_Short problem_.
Where does the string "When" appear? Copy every line of the entries below that holds it.

_Supplied data_.
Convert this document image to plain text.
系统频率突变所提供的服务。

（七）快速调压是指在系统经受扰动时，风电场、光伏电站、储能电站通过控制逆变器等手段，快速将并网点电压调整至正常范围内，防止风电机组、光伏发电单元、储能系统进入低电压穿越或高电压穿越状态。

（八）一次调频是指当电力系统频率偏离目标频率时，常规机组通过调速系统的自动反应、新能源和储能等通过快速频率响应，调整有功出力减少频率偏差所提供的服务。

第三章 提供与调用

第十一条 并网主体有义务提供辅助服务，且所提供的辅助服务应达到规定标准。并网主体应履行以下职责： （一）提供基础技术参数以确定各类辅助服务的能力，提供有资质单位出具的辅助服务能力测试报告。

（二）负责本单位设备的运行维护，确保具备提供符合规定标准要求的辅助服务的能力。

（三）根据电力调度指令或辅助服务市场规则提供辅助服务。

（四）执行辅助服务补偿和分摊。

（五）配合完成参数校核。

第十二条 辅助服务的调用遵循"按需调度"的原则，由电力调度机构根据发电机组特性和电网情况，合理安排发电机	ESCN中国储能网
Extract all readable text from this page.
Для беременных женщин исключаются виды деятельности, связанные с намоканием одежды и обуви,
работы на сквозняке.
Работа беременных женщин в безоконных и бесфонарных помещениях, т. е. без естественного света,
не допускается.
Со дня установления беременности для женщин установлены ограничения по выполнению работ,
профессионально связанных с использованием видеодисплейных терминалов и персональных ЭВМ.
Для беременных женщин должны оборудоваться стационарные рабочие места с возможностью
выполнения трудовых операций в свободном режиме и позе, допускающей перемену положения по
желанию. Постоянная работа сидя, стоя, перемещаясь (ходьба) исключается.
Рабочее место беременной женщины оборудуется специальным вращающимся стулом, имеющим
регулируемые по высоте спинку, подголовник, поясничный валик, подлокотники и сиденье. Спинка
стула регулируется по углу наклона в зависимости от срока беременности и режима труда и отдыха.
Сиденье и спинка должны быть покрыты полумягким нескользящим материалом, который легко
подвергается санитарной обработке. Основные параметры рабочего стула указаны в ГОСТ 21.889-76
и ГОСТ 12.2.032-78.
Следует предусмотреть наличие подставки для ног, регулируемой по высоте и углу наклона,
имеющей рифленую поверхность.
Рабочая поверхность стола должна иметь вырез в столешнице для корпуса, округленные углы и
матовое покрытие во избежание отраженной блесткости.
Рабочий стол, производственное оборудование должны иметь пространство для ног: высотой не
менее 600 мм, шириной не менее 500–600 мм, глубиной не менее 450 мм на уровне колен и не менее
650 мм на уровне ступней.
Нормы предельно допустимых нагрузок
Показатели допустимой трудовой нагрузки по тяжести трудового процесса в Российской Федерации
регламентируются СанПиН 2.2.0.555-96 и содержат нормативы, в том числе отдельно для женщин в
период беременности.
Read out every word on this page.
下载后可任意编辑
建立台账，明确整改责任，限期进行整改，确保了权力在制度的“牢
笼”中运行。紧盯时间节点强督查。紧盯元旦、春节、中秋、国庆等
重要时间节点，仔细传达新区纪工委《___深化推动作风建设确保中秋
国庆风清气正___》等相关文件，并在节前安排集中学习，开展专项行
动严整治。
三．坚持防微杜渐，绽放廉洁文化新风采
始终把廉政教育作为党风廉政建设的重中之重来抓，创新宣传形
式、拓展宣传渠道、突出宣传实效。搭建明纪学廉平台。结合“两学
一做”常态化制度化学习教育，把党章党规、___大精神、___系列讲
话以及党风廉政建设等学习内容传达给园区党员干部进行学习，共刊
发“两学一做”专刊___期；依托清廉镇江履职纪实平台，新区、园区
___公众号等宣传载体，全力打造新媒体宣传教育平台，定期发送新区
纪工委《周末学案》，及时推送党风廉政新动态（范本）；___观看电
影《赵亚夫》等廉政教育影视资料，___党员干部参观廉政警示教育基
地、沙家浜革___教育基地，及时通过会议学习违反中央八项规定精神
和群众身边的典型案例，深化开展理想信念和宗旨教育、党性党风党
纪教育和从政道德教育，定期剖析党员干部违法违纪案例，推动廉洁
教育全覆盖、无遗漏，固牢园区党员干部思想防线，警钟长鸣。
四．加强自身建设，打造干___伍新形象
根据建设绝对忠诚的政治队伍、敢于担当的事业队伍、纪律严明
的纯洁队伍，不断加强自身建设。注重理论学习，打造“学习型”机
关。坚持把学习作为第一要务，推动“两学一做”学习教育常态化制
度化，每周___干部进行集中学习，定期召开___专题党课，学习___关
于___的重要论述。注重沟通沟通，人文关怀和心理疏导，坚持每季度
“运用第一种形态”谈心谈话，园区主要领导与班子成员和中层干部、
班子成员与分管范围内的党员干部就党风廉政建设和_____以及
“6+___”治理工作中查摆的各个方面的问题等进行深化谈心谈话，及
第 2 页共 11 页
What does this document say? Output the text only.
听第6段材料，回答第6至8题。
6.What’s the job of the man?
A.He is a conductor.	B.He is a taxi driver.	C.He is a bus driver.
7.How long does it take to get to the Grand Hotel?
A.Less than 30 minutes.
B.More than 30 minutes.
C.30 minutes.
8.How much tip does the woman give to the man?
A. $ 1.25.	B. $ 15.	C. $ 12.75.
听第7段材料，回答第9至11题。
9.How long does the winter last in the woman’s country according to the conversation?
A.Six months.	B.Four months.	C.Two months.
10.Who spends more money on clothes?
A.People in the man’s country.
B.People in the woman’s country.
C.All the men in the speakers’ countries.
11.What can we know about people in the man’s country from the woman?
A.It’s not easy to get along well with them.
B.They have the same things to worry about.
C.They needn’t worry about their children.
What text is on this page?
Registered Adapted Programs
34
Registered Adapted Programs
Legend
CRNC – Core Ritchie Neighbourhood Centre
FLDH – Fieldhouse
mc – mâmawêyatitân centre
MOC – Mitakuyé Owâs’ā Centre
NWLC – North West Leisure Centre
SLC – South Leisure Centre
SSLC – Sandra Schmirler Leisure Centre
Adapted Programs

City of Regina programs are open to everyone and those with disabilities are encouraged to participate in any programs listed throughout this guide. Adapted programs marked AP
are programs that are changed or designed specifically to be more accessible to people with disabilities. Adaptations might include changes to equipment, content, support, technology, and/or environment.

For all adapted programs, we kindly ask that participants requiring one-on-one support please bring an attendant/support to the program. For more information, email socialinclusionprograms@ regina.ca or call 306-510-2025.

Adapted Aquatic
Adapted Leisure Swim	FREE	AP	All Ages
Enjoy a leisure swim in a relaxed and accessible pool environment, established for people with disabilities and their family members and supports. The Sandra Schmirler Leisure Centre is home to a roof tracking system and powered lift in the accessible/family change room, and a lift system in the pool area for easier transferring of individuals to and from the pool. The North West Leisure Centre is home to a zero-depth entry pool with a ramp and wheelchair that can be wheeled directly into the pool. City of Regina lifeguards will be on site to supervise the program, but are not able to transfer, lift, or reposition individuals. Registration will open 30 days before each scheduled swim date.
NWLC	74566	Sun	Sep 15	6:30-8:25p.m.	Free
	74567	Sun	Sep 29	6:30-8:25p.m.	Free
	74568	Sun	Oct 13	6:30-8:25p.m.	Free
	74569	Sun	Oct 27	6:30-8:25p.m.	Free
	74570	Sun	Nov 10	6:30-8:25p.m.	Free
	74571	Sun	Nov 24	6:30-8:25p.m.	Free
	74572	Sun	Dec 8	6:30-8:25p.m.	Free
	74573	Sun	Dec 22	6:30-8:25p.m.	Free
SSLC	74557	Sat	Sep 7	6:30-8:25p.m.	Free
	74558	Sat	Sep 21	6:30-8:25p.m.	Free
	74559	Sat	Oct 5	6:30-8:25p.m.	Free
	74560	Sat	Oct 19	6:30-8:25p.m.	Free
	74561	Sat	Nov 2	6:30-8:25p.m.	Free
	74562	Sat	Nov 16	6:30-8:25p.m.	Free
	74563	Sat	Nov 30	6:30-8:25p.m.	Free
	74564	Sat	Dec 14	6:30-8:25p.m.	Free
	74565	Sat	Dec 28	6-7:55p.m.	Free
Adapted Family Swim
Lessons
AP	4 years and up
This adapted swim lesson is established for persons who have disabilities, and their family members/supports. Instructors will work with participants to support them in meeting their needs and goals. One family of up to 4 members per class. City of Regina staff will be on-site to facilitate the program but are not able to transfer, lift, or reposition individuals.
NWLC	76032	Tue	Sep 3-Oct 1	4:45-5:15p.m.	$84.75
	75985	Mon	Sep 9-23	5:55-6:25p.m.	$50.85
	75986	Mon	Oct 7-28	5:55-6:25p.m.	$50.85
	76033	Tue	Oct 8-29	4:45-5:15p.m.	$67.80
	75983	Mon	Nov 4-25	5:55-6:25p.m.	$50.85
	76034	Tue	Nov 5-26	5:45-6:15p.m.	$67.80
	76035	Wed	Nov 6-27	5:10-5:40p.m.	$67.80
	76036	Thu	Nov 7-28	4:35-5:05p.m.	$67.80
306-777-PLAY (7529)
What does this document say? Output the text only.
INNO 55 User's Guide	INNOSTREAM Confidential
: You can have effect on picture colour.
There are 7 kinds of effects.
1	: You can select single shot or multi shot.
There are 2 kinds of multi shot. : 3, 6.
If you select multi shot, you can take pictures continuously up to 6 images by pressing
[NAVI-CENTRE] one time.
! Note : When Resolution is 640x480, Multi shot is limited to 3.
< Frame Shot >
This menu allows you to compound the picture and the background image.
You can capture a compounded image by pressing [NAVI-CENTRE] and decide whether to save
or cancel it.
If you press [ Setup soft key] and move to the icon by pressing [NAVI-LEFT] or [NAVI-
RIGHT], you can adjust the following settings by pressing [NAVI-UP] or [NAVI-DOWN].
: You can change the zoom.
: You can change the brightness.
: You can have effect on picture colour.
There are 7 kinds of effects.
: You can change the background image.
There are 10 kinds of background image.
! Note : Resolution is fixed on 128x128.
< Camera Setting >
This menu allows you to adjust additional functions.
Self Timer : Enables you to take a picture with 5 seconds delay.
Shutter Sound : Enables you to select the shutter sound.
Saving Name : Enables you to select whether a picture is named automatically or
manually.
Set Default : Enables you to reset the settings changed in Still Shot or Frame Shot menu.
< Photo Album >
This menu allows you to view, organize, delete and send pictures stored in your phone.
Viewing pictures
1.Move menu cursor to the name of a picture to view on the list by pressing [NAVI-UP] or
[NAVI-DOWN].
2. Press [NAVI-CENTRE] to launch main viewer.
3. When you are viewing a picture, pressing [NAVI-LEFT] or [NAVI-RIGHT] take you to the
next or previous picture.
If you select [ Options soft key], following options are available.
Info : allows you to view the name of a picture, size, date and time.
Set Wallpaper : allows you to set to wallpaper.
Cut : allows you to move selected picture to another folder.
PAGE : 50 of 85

_Final answer_.
! Note : When Resolution is 640x480, Multi shot is limited to 3.
3. When you are viewing a picture, pressing [NAVI-LEFT] or [NAVI-RIGHT] take you to the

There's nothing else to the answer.